WHAT THE EXERCISE ASKS:
Collect from the data below each line with "vaihteluväli".
--------
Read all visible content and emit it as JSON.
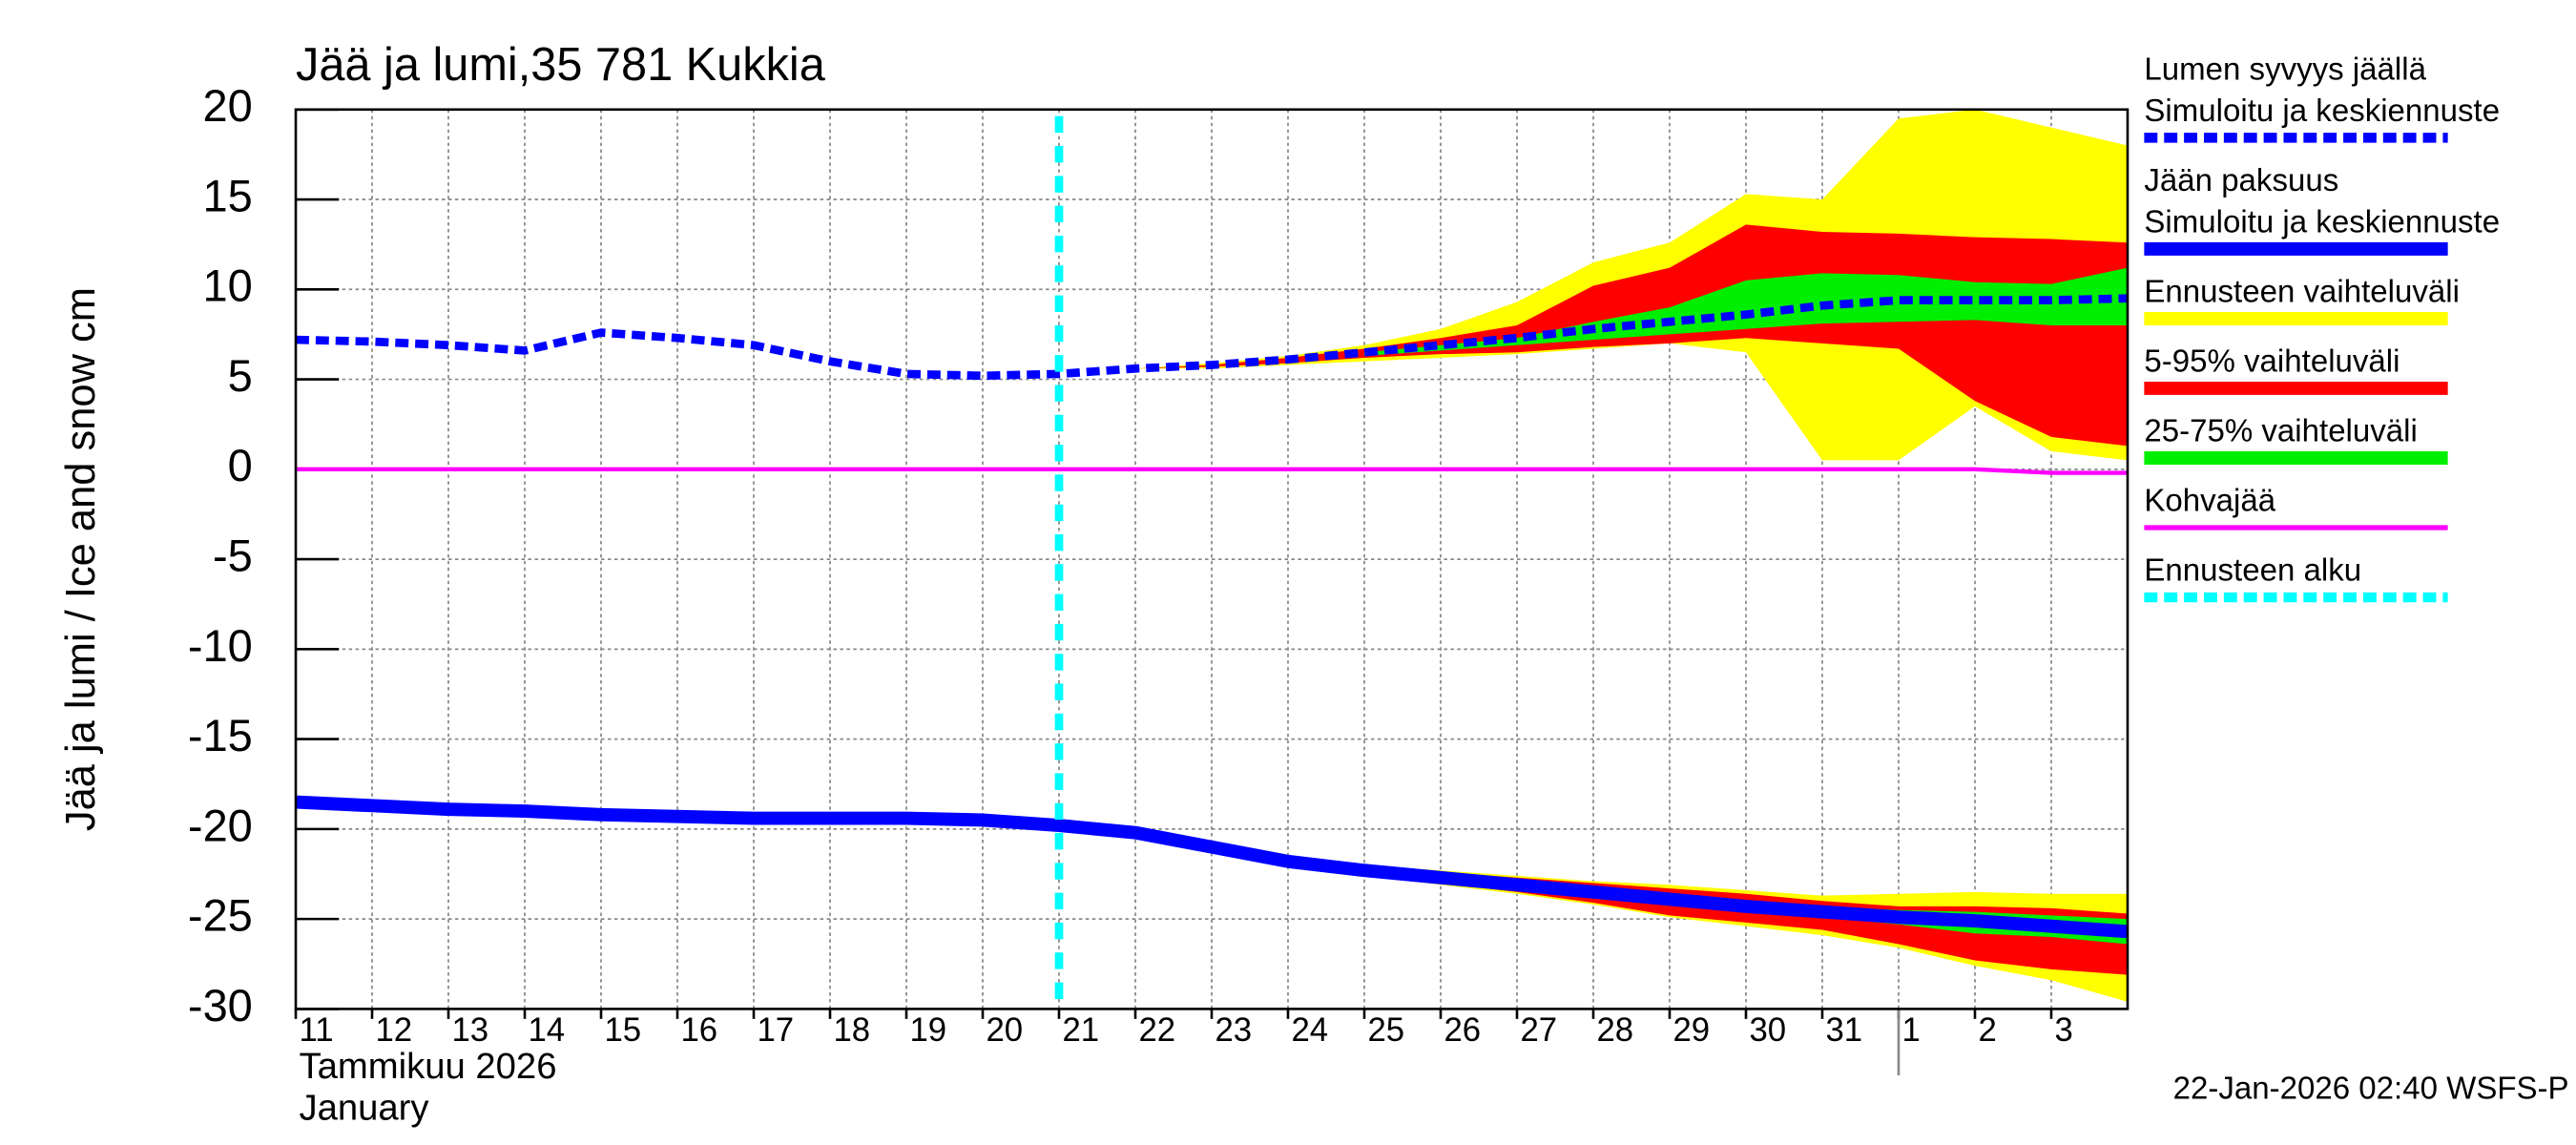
{
  "chart_data": {
    "type": "line",
    "title": "Jää ja lumi,35 781 Kukkia",
    "ylabel": "Jää ja lumi / Ice and snow    cm",
    "xlabel_lines": [
      "Tammikuu  2026",
      "January"
    ],
    "footer": "22-Jan-2026 02:40 WSFS-P",
    "xlim": [
      0,
      24
    ],
    "xticks": [
      {
        "value": 0,
        "label": "11"
      },
      {
        "value": 1,
        "label": "12"
      },
      {
        "value": 2,
        "label": "13"
      },
      {
        "value": 3,
        "label": "14"
      },
      {
        "value": 4,
        "label": "15"
      },
      {
        "value": 5,
        "label": "16"
      },
      {
        "value": 6,
        "label": "17"
      },
      {
        "value": 7,
        "label": "18"
      },
      {
        "value": 8,
        "label": "19"
      },
      {
        "value": 9,
        "label": "20"
      },
      {
        "value": 10,
        "label": "21"
      },
      {
        "value": 11,
        "label": "22"
      },
      {
        "value": 12,
        "label": "23"
      },
      {
        "value": 13,
        "label": "24"
      },
      {
        "value": 14,
        "label": "25"
      },
      {
        "value": 15,
        "label": "26"
      },
      {
        "value": 16,
        "label": "27"
      },
      {
        "value": 17,
        "label": "28"
      },
      {
        "value": 18,
        "label": "29"
      },
      {
        "value": 19,
        "label": "30"
      },
      {
        "value": 20,
        "label": "31"
      },
      {
        "value": 21,
        "label": "1"
      },
      {
        "value": 22,
        "label": "2"
      },
      {
        "value": 23,
        "label": "3"
      }
    ],
    "month_boundary": 21,
    "ylim": [
      -30,
      20
    ],
    "yticks": [
      20,
      15,
      10,
      5,
      0,
      -5,
      -10,
      -15,
      -20,
      -25,
      -30
    ],
    "grid": true,
    "forecast_start": {
      "x": 10,
      "color": "#00ffff"
    },
    "bands": [
      {
        "color": "#ffff00",
        "x": [
          10,
          11,
          12,
          13,
          14,
          15,
          16,
          17,
          18,
          19,
          20,
          21,
          22,
          23,
          24
        ],
        "upper": [
          5.3,
          5.6,
          5.9,
          6.3,
          6.9,
          7.8,
          9.3,
          11.5,
          12.6,
          15.3,
          15.0,
          19.5,
          20,
          19,
          18
        ],
        "lower": [
          5.3,
          5.6,
          5.6,
          5.8,
          6.0,
          6.2,
          6.4,
          6.7,
          7.0,
          6.5,
          0.5,
          0.5,
          3.5,
          1.0,
          0.5
        ]
      },
      {
        "color": "#ff0000",
        "x": [
          10,
          11,
          12,
          13,
          14,
          15,
          16,
          17,
          18,
          19,
          20,
          21,
          22,
          23,
          24
        ],
        "upper": [
          5.3,
          5.6,
          5.8,
          6.2,
          6.7,
          7.3,
          8.0,
          10.2,
          11.2,
          13.6,
          13.2,
          13.1,
          12.9,
          12.8,
          12.6
        ],
        "lower": [
          5.3,
          5.6,
          5.7,
          5.9,
          6.2,
          6.4,
          6.5,
          6.8,
          7.0,
          7.3,
          7.0,
          6.7,
          3.8,
          1.8,
          1.3
        ]
      },
      {
        "color": "#00ee00",
        "x": [
          14,
          15,
          16,
          17,
          18,
          19,
          20,
          21,
          22,
          23,
          24
        ],
        "upper": [
          6.5,
          6.9,
          7.3,
          8.2,
          9.0,
          10.5,
          10.9,
          10.8,
          10.4,
          10.3,
          11.2
        ],
        "lower": [
          6.3,
          6.6,
          6.9,
          7.2,
          7.5,
          7.8,
          8.1,
          8.2,
          8.3,
          8.0,
          8.0
        ]
      },
      {
        "color": "#ffff00",
        "x": [
          13,
          14,
          15,
          16,
          17,
          18,
          19,
          20,
          21,
          22,
          23,
          24
        ],
        "upper": [
          -21.7,
          -22.0,
          -22.3,
          -22.6,
          -22.9,
          -23.1,
          -23.4,
          -23.7,
          -23.6,
          -23.5,
          -23.6,
          -23.6
        ],
        "lower": [
          -21.9,
          -22.6,
          -23.1,
          -23.6,
          -24.2,
          -24.9,
          -25.4,
          -25.9,
          -26.6,
          -27.6,
          -28.4,
          -29.6
        ]
      },
      {
        "color": "#ff0000",
        "x": [
          14,
          15,
          16,
          17,
          18,
          19,
          20,
          21,
          22,
          23,
          24
        ],
        "upper": [
          -22.1,
          -22.4,
          -22.7,
          -23.0,
          -23.3,
          -23.6,
          -24.0,
          -24.3,
          -24.3,
          -24.4,
          -24.7
        ],
        "lower": [
          -22.5,
          -23.0,
          -23.5,
          -24.1,
          -24.8,
          -25.2,
          -25.6,
          -26.4,
          -27.3,
          -27.8,
          -28.1
        ]
      },
      {
        "color": "#00ee00",
        "x": [
          14,
          15,
          16,
          17,
          18,
          19,
          20,
          21,
          22,
          23,
          24
        ],
        "upper": [
          -22.2,
          -22.6,
          -22.9,
          -23.3,
          -23.7,
          -24.1,
          -24.3,
          -24.5,
          -24.6,
          -24.8,
          -25.0
        ],
        "lower": [
          -22.4,
          -22.8,
          -23.3,
          -23.7,
          -24.1,
          -24.5,
          -24.9,
          -25.3,
          -25.8,
          -26.0,
          -26.4
        ]
      }
    ],
    "series": [
      {
        "color": "#ff00ff",
        "style": "solid",
        "x": [
          0,
          1,
          2,
          3,
          4,
          5,
          6,
          7,
          8,
          9,
          10,
          11,
          12,
          13,
          14,
          15,
          16,
          17,
          18,
          19,
          20,
          21,
          22,
          23,
          24
        ],
        "values": [
          0,
          0,
          0,
          0,
          0,
          0,
          0,
          0,
          0,
          0,
          0,
          0,
          0,
          0,
          0,
          0,
          0,
          0,
          0,
          0,
          0,
          0,
          0,
          -0.2,
          -0.2
        ]
      },
      {
        "color": "#0000ff",
        "style": "solid",
        "x": [
          0,
          1,
          2,
          3,
          4,
          5,
          6,
          7,
          8,
          9,
          10,
          11,
          12,
          13,
          14,
          15,
          16,
          17,
          18,
          19,
          20,
          21,
          22,
          23,
          24
        ],
        "values": [
          -18.5,
          -18.7,
          -18.9,
          -19.0,
          -19.2,
          -19.3,
          -19.4,
          -19.4,
          -19.4,
          -19.5,
          -19.8,
          -20.2,
          -21.0,
          -21.8,
          -22.3,
          -22.7,
          -23.1,
          -23.5,
          -23.9,
          -24.3,
          -24.6,
          -24.9,
          -25.1,
          -25.4,
          -25.7
        ]
      },
      {
        "color": "#0000ff",
        "style": "dashed",
        "x": [
          0,
          1,
          2,
          3,
          4,
          5,
          6,
          7,
          8,
          9,
          10,
          11,
          12,
          13,
          14,
          15,
          16,
          17,
          18,
          19,
          20,
          21,
          22,
          23,
          24
        ],
        "values": [
          7.2,
          7.1,
          6.9,
          6.6,
          7.6,
          7.3,
          6.9,
          6.0,
          5.3,
          5.2,
          5.3,
          5.6,
          5.8,
          6.1,
          6.5,
          6.9,
          7.3,
          7.8,
          8.2,
          8.6,
          9.1,
          9.4,
          9.4,
          9.4,
          9.5
        ]
      }
    ],
    "legend": [
      {
        "lines": [
          "Lumen syvyys jäällä",
          "Simuloitu ja keskiennuste"
        ],
        "color": "#0000ff",
        "style": "dashed"
      },
      {
        "lines": [
          "Jään paksuus",
          "Simuloitu ja keskiennuste"
        ],
        "color": "#0000ff",
        "style": "solid"
      },
      {
        "lines": [
          "Ennusteen vaihteluväli"
        ],
        "color": "#ffff00",
        "style": "solid"
      },
      {
        "lines": [
          "5-95% vaihteluväli"
        ],
        "color": "#ff0000",
        "style": "solid"
      },
      {
        "lines": [
          "25-75% vaihteluväli"
        ],
        "color": "#00ee00",
        "style": "solid"
      },
      {
        "lines": [
          "Kohvajää"
        ],
        "color": "#ff00ff",
        "style": "thin"
      },
      {
        "lines": [
          "Ennusteen alku"
        ],
        "color": "#00ffff",
        "style": "dashed"
      }
    ]
  }
}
--------
PROBLEM SOLUTION:
          "Ennusteen vaihteluväli"
          "5-95% vaihteluväli"
          "25-75% vaihteluväli"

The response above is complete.